| Instruction |
Copy out every line in which the string "with" occurs.

| Dataset entries |
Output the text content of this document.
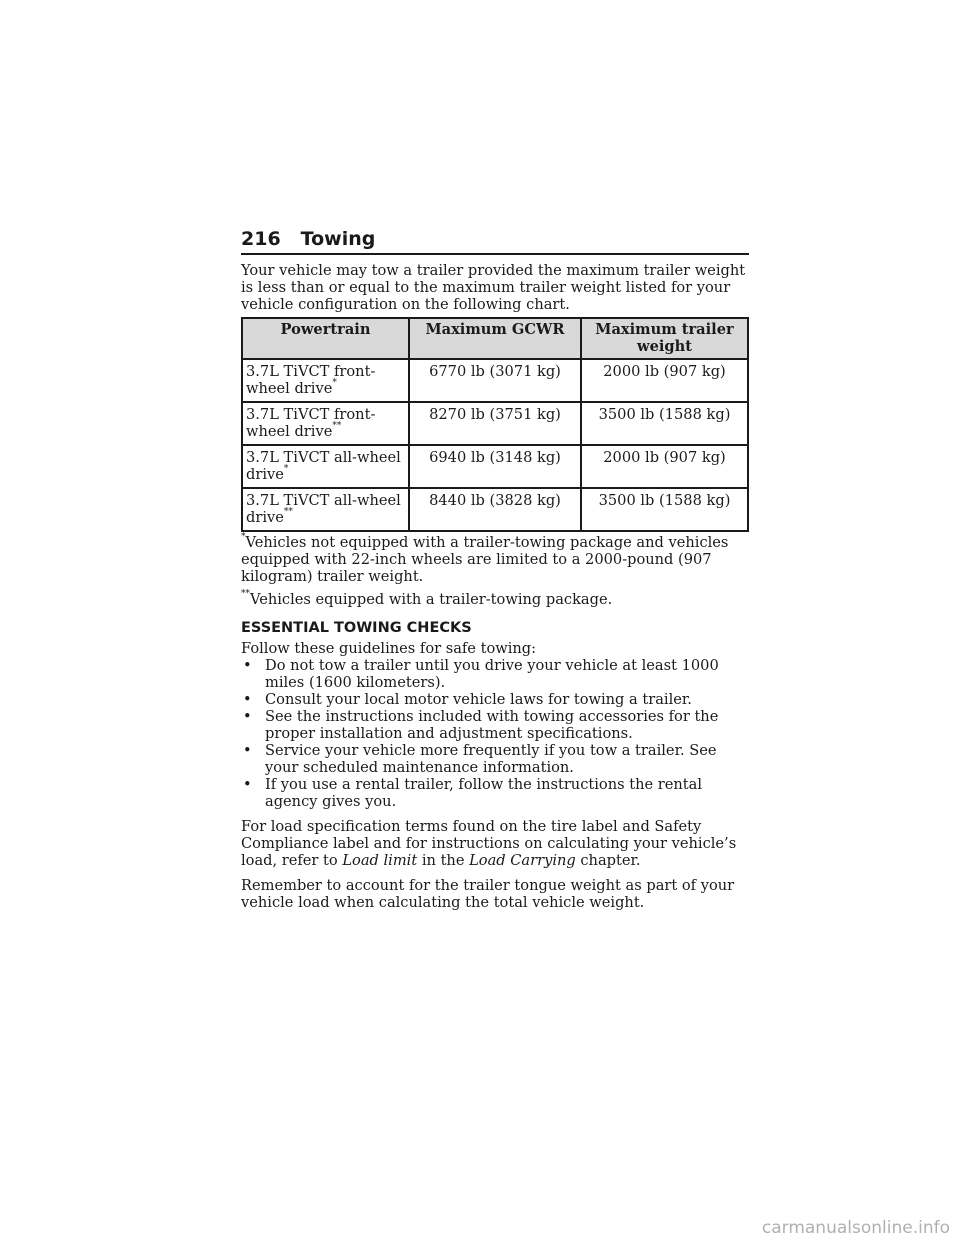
216 Towing

Your vehicle may tow a trailer provided the maximum trailer weight is less than or equal to the maximum trailer weight listed for your vehicle configuration on the following chart.

Powertrain	Maximum GCWR	Maximum trailer weight
3.7L TiVCT front-wheel drive*	6770 lb (3071 kg)	2000 lb (907 kg)
3.7L TiVCT front-wheel drive**	8270 lb (3751 kg)	3500 lb (1588 kg)
3.7L TiVCT all-wheel drive*	6940 lb (3148 kg)	2000 lb (907 kg)
3.7L TiVCT all-wheel drive**	8440 lb (3828 kg)	3500 lb (1588 kg)

*Vehicles not equipped with a trailer-towing package and vehicles equipped with 22-inch wheels are limited to a 2000-pound (907 kilogram) trailer weight.

**Vehicles equipped with a trailer-towing package.

ESSENTIAL TOWING CHECKS

Follow these guidelines for safe towing:

• Do not tow a trailer until you drive your vehicle at least 1000 miles (1600 kilometers).
• Consult your local motor vehicle laws for towing a trailer.
• See the instructions included with towing accessories for the proper installation and adjustment specifications.
• Service your vehicle more frequently if you tow a trailer. See your scheduled maintenance information.
• If you use a rental trailer, follow the instructions the rental agency gives you.

For load specification terms found on the tire label and Safety Compliance label and for instructions on calculating your vehicle’s load, refer to Load limit in the Load Carrying chapter.

Remember to account for the trailer tongue weight as part of your vehicle load when calculating the total vehicle weight.

carmanualsonline.info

| Response to this exercise |
*Vehicles not equipped with a trailer-towing package and vehicles equipped with 22-inch wheels are limited to a 2000-pound (907 kilogram) trailer weight.
**Vehicles equipped with a trailer-towing package.
• See the instructions included with towing accessories for the proper installation and adjustment specifications.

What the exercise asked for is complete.